§ SHORT PROBLEM:
Every entry here needs to be repeated exactly.

§ SOURCE DATA:
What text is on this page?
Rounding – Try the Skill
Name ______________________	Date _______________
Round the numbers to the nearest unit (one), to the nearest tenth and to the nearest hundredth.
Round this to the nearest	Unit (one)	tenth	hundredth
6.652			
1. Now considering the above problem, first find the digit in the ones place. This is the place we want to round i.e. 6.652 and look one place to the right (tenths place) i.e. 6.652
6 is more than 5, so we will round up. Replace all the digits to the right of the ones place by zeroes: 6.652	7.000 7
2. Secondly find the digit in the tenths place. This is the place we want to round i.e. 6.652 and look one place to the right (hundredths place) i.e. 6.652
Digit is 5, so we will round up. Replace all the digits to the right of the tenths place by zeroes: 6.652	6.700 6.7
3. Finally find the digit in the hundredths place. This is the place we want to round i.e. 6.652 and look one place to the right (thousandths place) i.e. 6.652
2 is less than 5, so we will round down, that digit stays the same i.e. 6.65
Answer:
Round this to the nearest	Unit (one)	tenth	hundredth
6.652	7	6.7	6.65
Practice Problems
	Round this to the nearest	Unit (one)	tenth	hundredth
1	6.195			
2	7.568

§ OUTPUT FOR THIS EXERCISE:
What text is on this page?
Rounding – Try the Skill
Name ______________________	Date _______________
Round the numbers to the nearest unit (one), to the nearest tenth and to the nearest hundredth.
Round this to the nearest	Unit (one)	tenth	hundredth
6.652			
1. Now considering the above problem, first find the digit in the ones place. This is the place we want to round i.e. 6.652 and look one place to the right (tenths place) i.e. 6.652
6 is more than 5, so we will round up. Replace all the digits to the right of the ones place by zeroes: 6.652	7.000 7
2. Secondly find the digit in the tenths place. This is the place we want to round i.e. 6.652 and look one place to the right (hundredths place) i.e. 6.652
Digit is 5, so we will round up. Replace all the digits to the right of the tenths place by zeroes: 6.652	6.700 6.7
3. Finally find the digit in the hundredths place. This is the place we want to round i.e. 6.652 and look one place to the right (thousandths place) i.e. 6.652
2 is less than 5, so we will round down, that digit stays the same i.e. 6.65
Answer:
Round this to the nearest	Unit (one)	tenth	hundredth
6.652	7	6.7	6.65
Practice Problems
	Round this to the nearest	Unit (one)	tenth	hundredth
1	6.195			
2	7.568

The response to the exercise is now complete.